• [WHAT THE TASK ASKS]: Copy out every line of the data below verbatim.

• [THE INPUT]:
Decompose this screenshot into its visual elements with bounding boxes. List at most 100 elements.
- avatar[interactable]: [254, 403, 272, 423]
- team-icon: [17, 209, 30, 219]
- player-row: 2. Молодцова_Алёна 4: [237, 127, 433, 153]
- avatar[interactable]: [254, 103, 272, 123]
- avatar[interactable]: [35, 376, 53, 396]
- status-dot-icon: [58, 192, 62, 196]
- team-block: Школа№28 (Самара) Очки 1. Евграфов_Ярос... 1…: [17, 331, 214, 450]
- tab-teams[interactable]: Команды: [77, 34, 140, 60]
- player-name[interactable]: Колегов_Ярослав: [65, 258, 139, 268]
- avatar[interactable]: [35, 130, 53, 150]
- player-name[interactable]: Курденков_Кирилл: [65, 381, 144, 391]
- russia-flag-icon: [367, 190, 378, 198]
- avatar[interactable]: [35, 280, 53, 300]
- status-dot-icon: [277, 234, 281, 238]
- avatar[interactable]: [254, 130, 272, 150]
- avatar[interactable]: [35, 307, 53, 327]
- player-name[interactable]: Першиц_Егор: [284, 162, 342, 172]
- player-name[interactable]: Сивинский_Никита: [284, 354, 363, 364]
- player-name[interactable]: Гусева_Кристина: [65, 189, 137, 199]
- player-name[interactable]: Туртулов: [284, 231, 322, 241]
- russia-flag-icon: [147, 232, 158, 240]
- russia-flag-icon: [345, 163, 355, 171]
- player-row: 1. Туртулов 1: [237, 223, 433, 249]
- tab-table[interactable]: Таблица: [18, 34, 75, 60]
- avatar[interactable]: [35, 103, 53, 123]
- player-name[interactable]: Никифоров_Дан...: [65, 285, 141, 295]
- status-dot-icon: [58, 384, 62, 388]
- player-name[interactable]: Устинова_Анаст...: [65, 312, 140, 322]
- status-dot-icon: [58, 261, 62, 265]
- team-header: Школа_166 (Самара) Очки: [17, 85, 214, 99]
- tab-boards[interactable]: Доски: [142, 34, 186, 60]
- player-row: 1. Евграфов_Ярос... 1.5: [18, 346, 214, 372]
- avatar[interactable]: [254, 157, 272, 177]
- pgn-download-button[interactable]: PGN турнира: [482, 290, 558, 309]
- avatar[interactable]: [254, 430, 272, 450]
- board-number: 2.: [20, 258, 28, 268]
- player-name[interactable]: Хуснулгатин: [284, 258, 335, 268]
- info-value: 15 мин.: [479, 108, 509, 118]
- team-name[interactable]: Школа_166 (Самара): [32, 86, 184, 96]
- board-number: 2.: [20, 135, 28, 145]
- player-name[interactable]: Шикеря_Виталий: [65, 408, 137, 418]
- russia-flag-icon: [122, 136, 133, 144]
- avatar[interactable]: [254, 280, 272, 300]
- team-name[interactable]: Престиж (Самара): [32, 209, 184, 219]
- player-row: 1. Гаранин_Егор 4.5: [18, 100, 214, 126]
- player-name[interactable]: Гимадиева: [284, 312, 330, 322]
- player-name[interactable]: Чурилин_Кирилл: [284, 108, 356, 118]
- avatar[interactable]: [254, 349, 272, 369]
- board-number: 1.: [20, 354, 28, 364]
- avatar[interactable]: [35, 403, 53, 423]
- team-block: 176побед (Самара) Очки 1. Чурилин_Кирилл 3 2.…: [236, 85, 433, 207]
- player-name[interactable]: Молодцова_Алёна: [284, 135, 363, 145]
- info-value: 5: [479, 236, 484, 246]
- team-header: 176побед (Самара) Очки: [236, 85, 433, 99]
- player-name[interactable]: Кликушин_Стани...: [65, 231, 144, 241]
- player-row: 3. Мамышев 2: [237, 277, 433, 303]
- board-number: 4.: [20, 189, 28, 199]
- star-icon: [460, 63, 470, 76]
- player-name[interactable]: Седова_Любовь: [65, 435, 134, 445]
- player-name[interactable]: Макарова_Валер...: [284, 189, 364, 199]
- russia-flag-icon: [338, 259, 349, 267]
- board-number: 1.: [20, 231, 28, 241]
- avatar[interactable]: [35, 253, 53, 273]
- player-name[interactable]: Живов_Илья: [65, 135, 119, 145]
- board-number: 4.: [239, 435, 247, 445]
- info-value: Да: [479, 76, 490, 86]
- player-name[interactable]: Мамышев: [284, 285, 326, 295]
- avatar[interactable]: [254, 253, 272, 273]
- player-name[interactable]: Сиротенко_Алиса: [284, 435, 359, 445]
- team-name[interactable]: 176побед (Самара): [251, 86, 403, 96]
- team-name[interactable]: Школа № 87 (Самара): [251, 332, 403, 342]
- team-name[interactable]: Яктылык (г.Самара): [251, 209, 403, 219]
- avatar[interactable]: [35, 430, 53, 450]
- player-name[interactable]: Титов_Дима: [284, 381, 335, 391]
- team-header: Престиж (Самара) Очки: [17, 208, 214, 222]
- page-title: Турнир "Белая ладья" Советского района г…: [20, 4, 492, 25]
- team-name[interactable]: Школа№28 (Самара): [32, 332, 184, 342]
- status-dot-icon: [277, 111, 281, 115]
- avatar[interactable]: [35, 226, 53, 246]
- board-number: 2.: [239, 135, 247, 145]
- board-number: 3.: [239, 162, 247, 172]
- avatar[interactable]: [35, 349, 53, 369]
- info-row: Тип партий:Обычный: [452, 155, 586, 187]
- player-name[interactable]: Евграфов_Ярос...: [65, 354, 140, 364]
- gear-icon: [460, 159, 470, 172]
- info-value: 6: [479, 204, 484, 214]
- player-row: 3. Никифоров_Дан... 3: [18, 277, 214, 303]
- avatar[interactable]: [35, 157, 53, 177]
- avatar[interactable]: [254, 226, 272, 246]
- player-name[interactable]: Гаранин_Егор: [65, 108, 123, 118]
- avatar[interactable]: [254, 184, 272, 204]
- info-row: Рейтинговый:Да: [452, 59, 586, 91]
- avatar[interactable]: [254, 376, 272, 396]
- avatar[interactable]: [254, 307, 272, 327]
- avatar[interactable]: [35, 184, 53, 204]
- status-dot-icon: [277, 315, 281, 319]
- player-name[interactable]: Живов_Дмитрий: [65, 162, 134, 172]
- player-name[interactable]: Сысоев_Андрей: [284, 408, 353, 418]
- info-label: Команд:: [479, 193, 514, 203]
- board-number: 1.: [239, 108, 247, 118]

• [FULL OUTPUT]:
Decompose this screenshot into its visual elements with bounding boxes. List at most 100 elements.
- avatar[interactable]: [254, 403, 272, 423]
- team-icon: [17, 209, 30, 219]
- player-row: 2. Молодцова_Алёна 4: [237, 127, 433, 153]
- avatar[interactable]: [254, 103, 272, 123]
- avatar[interactable]: [35, 376, 53, 396]
- status-dot-icon: [58, 192, 62, 196]
- team-block: Школа№28 (Самара) Очки 1. Евграфов_Ярос... 1…: [17, 331, 214, 450]
- tab-teams[interactable]: Команды: [77, 34, 140, 60]
- player-name[interactable]: Колегов_Ярослав: [65, 258, 139, 268]
- avatar[interactable]: [35, 130, 53, 150]
- player-name[interactable]: Курденков_Кирилл: [65, 381, 144, 391]
- russia-flag-icon: [367, 190, 378, 198]
- avatar[interactable]: [35, 280, 53, 300]
- status-dot-icon: [277, 234, 281, 238]
- avatar[interactable]: [254, 130, 272, 150]
- avatar[interactable]: [35, 307, 53, 327]
- player-name[interactable]: Першиц_Егор: [284, 162, 342, 172]
- player-name[interactable]: Сивинский_Никита: [284, 354, 363, 364]
- player-name[interactable]: Гусева_Кристина: [65, 189, 137, 199]
- player-name[interactable]: Туртулов: [284, 231, 322, 241]
- russia-flag-icon: [147, 232, 158, 240]
- russia-flag-icon: [345, 163, 355, 171]
- player-row: 1. Туртулов 1: [237, 223, 433, 249]
- tab-table[interactable]: Таблица: [18, 34, 75, 60]
- avatar[interactable]: [35, 103, 53, 123]
- player-name[interactable]: Никифоров_Дан...: [65, 285, 141, 295]
- status-dot-icon: [58, 384, 62, 388]
- player-name[interactable]: Устинова_Анаст...: [65, 312, 140, 322]
- status-dot-icon: [58, 261, 62, 265]
- team-header: Школа_166 (Самара) Очки: [17, 85, 214, 99]
- tab-boards[interactable]: Доски: [142, 34, 186, 60]
- player-row: 1. Евграфов_Ярос... 1.5: [18, 346, 214, 372]
- avatar[interactable]: [254, 157, 272, 177]
- pgn-download-button[interactable]: PGN турнира: [482, 290, 558, 309]
- avatar[interactable]: [254, 430, 272, 450]
- board-number: 2.: [20, 258, 28, 268]
- player-name[interactable]: Хуснулгатин: [284, 258, 335, 268]
- info-value: 15 мин.: [479, 108, 509, 118]
- team-name[interactable]: Школа_166 (Самара): [32, 86, 184, 96]
- board-number: 2.: [20, 135, 28, 145]
- player-name[interactable]: Шикеря_Виталий: [65, 408, 137, 418]
- russia-flag-icon: [122, 136, 133, 144]
- avatar[interactable]: [254, 280, 272, 300]
- team-name[interactable]: Престиж (Самара): [32, 209, 184, 219]
- player-row: 1. Гаранин_Егор 4.5: [18, 100, 214, 126]
- player-name[interactable]: Гимадиева: [284, 312, 330, 322]
- player-name[interactable]: Чурилин_Кирилл: [284, 108, 356, 118]
- avatar[interactable]: [254, 349, 272, 369]
- board-number: 1.: [20, 354, 28, 364]
- avatar[interactable]: [35, 403, 53, 423]
- team-block: 176побед (Самара) Очки 1. Чурилин_Кирилл 3 2.…: [236, 85, 433, 207]
- player-name[interactable]: Молодцова_Алёна: [284, 135, 363, 145]
- info-value: 5: [479, 236, 484, 246]
- team-header: 176побед (Самара) Очки: [236, 85, 433, 99]
- player-name[interactable]: Кликушин_Стани...: [65, 231, 144, 241]
- player-row: 3. Мамышев 2: [237, 277, 433, 303]
- board-number: 4.: [20, 189, 28, 199]
- star-icon: [460, 63, 470, 76]
- player-name[interactable]: Седова_Любовь: [65, 435, 134, 445]
- player-name[interactable]: Макарова_Валер...: [284, 189, 364, 199]
- russia-flag-icon: [338, 259, 349, 267]
- board-number: 1.: [20, 231, 28, 241]
- avatar[interactable]: [35, 253, 53, 273]
- player-name[interactable]: Живов_Илья: [65, 135, 119, 145]
- board-number: 4.: [239, 435, 247, 445]
- info-value: Да: [479, 76, 490, 86]
- player-name[interactable]: Мамышев: [284, 285, 326, 295]
- avatar[interactable]: [254, 253, 272, 273]
- player-name[interactable]: Сиротенко_Алиса: [284, 435, 359, 445]
- team-name[interactable]: 176побед (Самара): [251, 86, 403, 96]
- team-name[interactable]: Школа № 87 (Самара): [251, 332, 403, 342]
- team-name[interactable]: Яктылык (г.Самара): [251, 209, 403, 219]
- avatar[interactable]: [35, 430, 53, 450]
- player-name[interactable]: Титов_Дима: [284, 381, 335, 391]
- team-header: Престиж (Самара) Очки: [17, 208, 214, 222]
- page-title: Турнир "Белая ладья" Советского района г…: [20, 4, 492, 25]
- team-name[interactable]: Школа№28 (Самара): [32, 332, 184, 342]
- status-dot-icon: [277, 111, 281, 115]
- avatar[interactable]: [35, 226, 53, 246]
- board-number: 2.: [239, 135, 247, 145]
- board-number: 3.: [239, 162, 247, 172]
- avatar[interactable]: [35, 349, 53, 369]
- info-row: Тип партий:Обычный: [452, 155, 586, 187]
- player-name[interactable]: Евграфов_Ярос...: [65, 354, 140, 364]
- gear-icon: [460, 159, 470, 172]
- info-value: 6: [479, 204, 484, 214]
- player-row: 3. Никифоров_Дан... 3: [18, 277, 214, 303]
- avatar[interactable]: [35, 157, 53, 177]
- avatar[interactable]: [254, 226, 272, 246]
- player-name[interactable]: Гаранин_Егор: [65, 108, 123, 118]
- avatar[interactable]: [254, 184, 272, 204]
- info-row: Рейтинговый:Да: [452, 59, 586, 91]
- avatar[interactable]: [254, 376, 272, 396]
- avatar[interactable]: [254, 307, 272, 327]
- avatar[interactable]: [35, 184, 53, 204]
- status-dot-icon: [277, 315, 281, 319]
- player-name[interactable]: Живов_Дмитрий: [65, 162, 134, 172]
- player-name[interactable]: Сысоев_Андрей: [284, 408, 353, 418]
- info-label: Команд:: [479, 193, 514, 203]
- board-number: 1.: [239, 108, 247, 118]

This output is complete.